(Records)
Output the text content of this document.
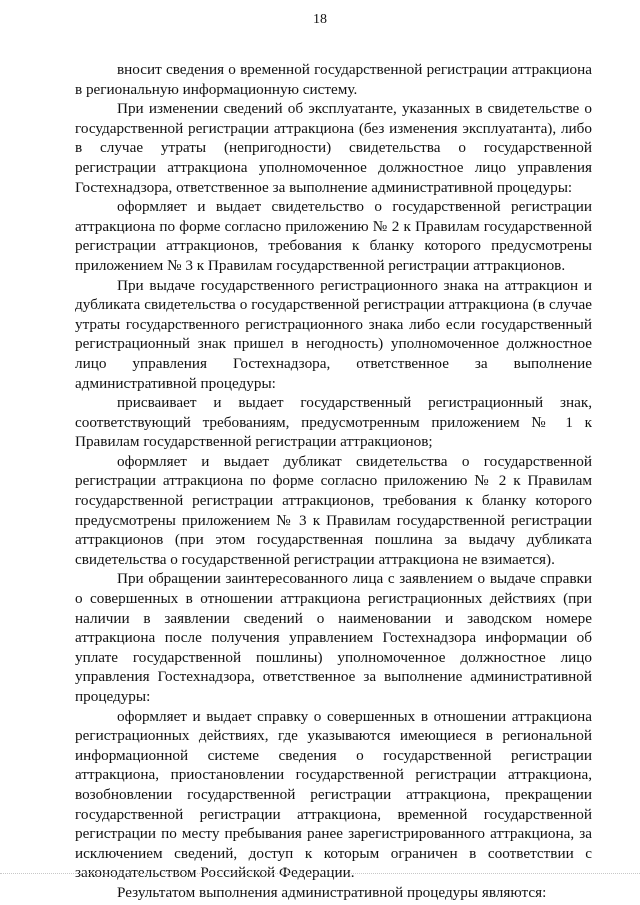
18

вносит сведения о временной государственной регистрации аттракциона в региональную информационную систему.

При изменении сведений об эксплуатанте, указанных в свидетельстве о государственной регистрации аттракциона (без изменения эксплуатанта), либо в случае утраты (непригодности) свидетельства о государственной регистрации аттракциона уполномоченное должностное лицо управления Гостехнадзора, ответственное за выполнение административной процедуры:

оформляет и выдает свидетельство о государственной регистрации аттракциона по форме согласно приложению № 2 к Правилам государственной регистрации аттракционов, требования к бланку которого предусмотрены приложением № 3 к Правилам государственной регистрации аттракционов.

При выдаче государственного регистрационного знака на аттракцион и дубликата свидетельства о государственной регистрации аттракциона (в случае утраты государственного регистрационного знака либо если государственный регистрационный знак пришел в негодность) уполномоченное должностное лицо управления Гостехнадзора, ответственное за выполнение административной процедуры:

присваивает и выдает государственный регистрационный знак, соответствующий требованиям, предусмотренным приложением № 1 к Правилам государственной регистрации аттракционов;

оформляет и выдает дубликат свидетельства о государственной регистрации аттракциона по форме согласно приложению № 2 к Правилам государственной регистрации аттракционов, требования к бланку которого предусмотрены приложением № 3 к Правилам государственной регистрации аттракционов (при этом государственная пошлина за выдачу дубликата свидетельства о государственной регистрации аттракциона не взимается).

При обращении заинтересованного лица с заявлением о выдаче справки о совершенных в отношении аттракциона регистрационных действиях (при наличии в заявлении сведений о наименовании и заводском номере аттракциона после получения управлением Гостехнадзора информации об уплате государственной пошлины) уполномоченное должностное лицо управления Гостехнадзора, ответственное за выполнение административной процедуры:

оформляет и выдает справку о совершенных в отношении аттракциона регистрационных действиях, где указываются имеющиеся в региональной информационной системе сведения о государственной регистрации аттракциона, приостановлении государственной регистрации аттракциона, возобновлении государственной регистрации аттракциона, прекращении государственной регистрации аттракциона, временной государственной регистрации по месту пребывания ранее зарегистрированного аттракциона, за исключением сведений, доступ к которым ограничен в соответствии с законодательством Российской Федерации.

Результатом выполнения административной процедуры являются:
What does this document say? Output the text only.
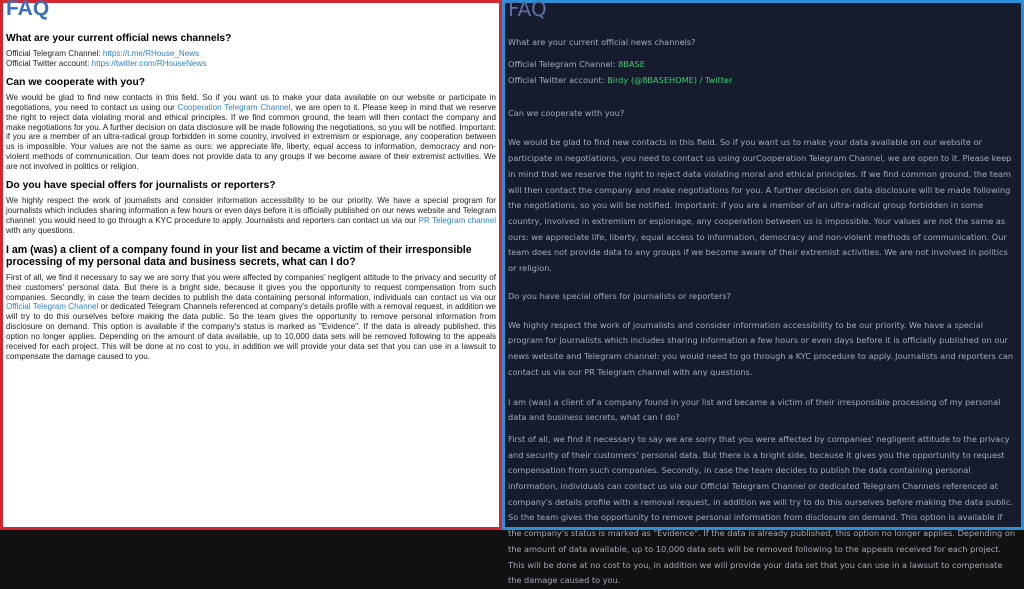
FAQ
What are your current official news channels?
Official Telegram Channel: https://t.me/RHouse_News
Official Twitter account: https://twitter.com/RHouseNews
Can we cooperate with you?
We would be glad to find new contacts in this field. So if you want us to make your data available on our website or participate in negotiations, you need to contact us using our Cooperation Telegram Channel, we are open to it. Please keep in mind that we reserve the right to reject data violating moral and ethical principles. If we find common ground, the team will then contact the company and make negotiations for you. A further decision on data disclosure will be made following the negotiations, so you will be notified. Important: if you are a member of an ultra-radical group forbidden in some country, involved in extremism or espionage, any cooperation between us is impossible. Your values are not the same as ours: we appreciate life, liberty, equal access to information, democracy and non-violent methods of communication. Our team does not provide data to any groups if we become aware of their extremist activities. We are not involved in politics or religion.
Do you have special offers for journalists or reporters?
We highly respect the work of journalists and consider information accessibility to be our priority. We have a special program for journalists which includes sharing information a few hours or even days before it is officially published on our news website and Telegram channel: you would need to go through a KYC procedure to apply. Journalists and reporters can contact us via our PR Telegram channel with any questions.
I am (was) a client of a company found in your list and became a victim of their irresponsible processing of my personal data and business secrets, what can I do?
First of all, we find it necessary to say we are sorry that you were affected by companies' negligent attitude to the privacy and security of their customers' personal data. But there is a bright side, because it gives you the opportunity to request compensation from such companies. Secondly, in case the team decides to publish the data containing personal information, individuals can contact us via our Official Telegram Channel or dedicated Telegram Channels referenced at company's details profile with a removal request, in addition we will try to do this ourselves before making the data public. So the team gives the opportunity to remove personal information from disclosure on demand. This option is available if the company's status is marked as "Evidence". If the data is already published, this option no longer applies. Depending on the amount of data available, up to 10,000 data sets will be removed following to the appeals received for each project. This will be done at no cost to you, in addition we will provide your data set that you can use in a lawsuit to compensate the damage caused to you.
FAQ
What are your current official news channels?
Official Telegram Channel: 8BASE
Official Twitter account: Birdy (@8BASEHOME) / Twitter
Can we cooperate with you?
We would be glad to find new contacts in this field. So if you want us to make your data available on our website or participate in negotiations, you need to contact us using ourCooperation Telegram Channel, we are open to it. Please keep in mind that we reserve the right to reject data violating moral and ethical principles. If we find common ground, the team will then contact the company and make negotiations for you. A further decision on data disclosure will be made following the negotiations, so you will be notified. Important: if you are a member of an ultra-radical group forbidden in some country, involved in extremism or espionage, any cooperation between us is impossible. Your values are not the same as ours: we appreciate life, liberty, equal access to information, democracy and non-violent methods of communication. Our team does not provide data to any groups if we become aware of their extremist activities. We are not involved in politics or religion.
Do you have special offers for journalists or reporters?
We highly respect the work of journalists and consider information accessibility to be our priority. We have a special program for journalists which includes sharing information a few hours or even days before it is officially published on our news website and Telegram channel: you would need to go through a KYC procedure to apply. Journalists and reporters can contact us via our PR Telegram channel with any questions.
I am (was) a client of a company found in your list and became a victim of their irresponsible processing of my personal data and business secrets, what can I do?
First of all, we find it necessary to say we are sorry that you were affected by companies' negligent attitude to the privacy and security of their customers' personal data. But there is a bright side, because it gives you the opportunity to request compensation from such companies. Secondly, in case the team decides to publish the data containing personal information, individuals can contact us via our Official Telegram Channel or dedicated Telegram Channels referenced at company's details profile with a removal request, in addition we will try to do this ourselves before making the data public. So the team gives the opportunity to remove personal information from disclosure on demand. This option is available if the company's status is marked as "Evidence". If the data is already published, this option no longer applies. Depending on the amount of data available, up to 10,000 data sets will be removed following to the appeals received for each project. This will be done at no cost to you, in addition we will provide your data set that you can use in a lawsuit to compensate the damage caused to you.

→ Given problem
For the listing above, give the number of lines in which the string "Output" occurs, and nothing else.

→ Written answer
2